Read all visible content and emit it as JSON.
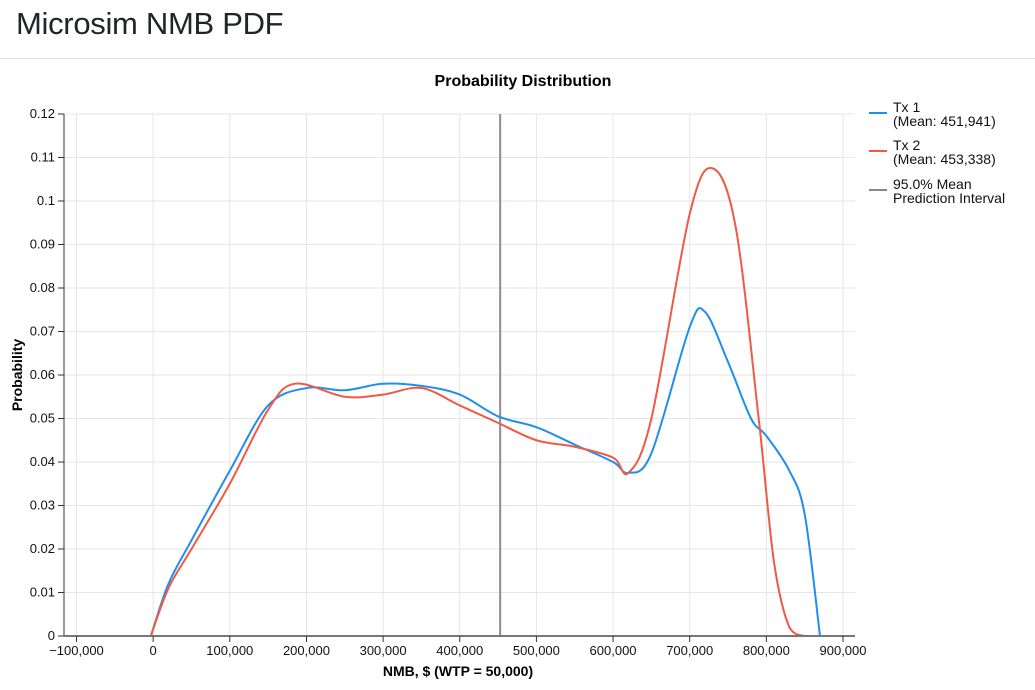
{
  "header": {
    "title": "Microsim NMB PDF"
  },
  "chart_data": {
    "type": "line",
    "title": "Probability Distribution",
    "xlabel": "NMB, $ (WTP = 50,000)",
    "ylabel": "Probability",
    "xlim": [
      -100000,
      900000
    ],
    "ylim": [
      0,
      0.12
    ],
    "grid": true,
    "legend_position": "right",
    "x_ticks": [
      "−100,000",
      "0",
      "100,000",
      "200,000",
      "300,000",
      "400,000",
      "500,000",
      "600,000",
      "700,000",
      "800,000",
      "900,000"
    ],
    "y_ticks": [
      "0",
      "0.01",
      "0.02",
      "0.03",
      "0.04",
      "0.05",
      "0.06",
      "0.07",
      "0.08",
      "0.09",
      "0.1",
      "0.11",
      "0.12"
    ],
    "series": [
      {
        "name": "Tx 1",
        "legend_label_line1": "Tx 1",
        "legend_label_line2": "(Mean: 451,941)",
        "mean": 451941,
        "color": "#1f8ef1",
        "x": [
          -3000,
          20000,
          50000,
          100000,
          150000,
          200000,
          250000,
          300000,
          350000,
          400000,
          450000,
          500000,
          550000,
          600000,
          620000,
          650000,
          700000,
          720000,
          750000,
          780000,
          800000,
          830000,
          850000,
          870000
        ],
        "values": [
          0,
          0.012,
          0.022,
          0.038,
          0.053,
          0.057,
          0.0565,
          0.058,
          0.0575,
          0.0555,
          0.0505,
          0.048,
          0.044,
          0.04,
          0.0375,
          0.042,
          0.071,
          0.0745,
          0.063,
          0.05,
          0.046,
          0.038,
          0.028,
          0
        ]
      },
      {
        "name": "Tx 2",
        "legend_label_line1": "Tx 2",
        "legend_label_line2": "(Mean: 453,338)",
        "mean": 453338,
        "color": "#f05a45",
        "x": [
          -3000,
          20000,
          50000,
          100000,
          150000,
          185000,
          250000,
          300000,
          350000,
          400000,
          450000,
          500000,
          550000,
          600000,
          620000,
          650000,
          700000,
          730000,
          760000,
          790000,
          810000,
          830000,
          850000,
          870000
        ],
        "values": [
          0,
          0.011,
          0.02,
          0.035,
          0.052,
          0.058,
          0.055,
          0.0555,
          0.057,
          0.053,
          0.049,
          0.045,
          0.0435,
          0.041,
          0.0375,
          0.05,
          0.097,
          0.1075,
          0.094,
          0.05,
          0.017,
          0.002,
          0,
          0
        ]
      },
      {
        "name": "95.0% Mean Prediction Interval",
        "legend_label_line1": "95.0% Mean",
        "legend_label_line2": "Prediction Interval",
        "color": "#888888",
        "x": [
          451941,
          453338
        ],
        "values": [
          0.12,
          0.12
        ]
      }
    ]
  }
}
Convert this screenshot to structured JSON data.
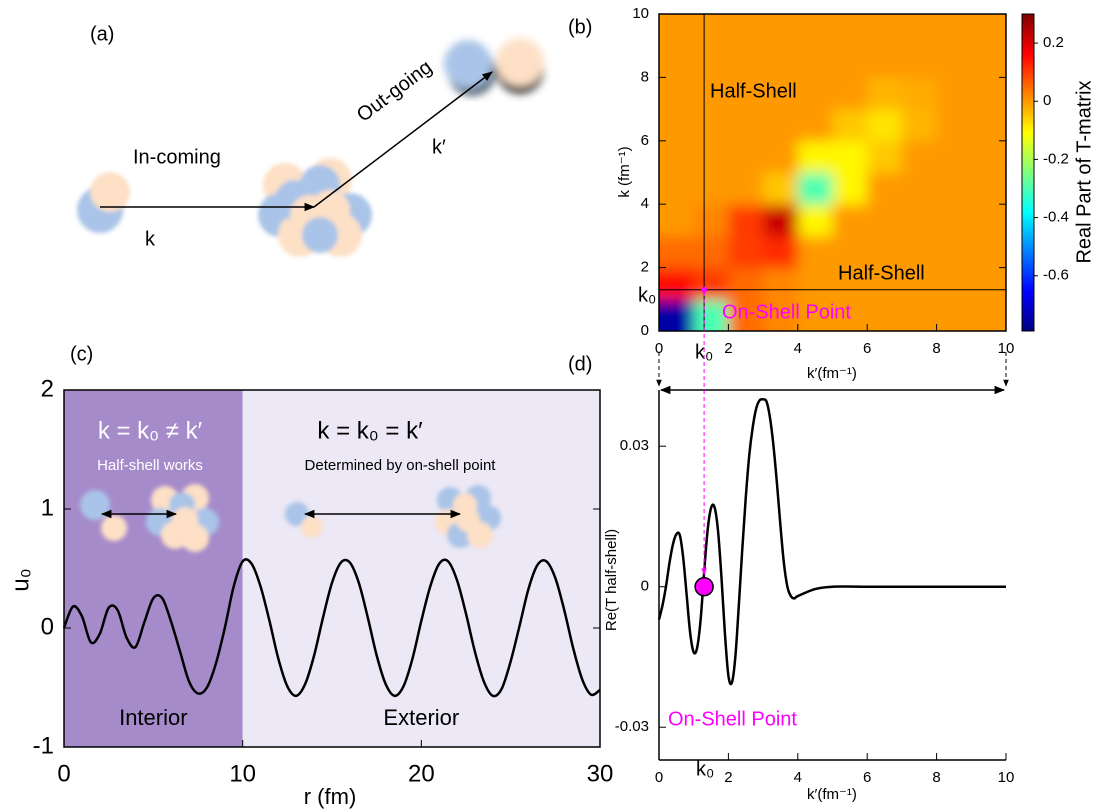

______________________________

__Challenge__. Report all lines of the data that include the word "name".

__The result__.
        "name": "Tx 1",
        "name": "Tx 2",
        "name": "95.0% Mean Prediction Interval",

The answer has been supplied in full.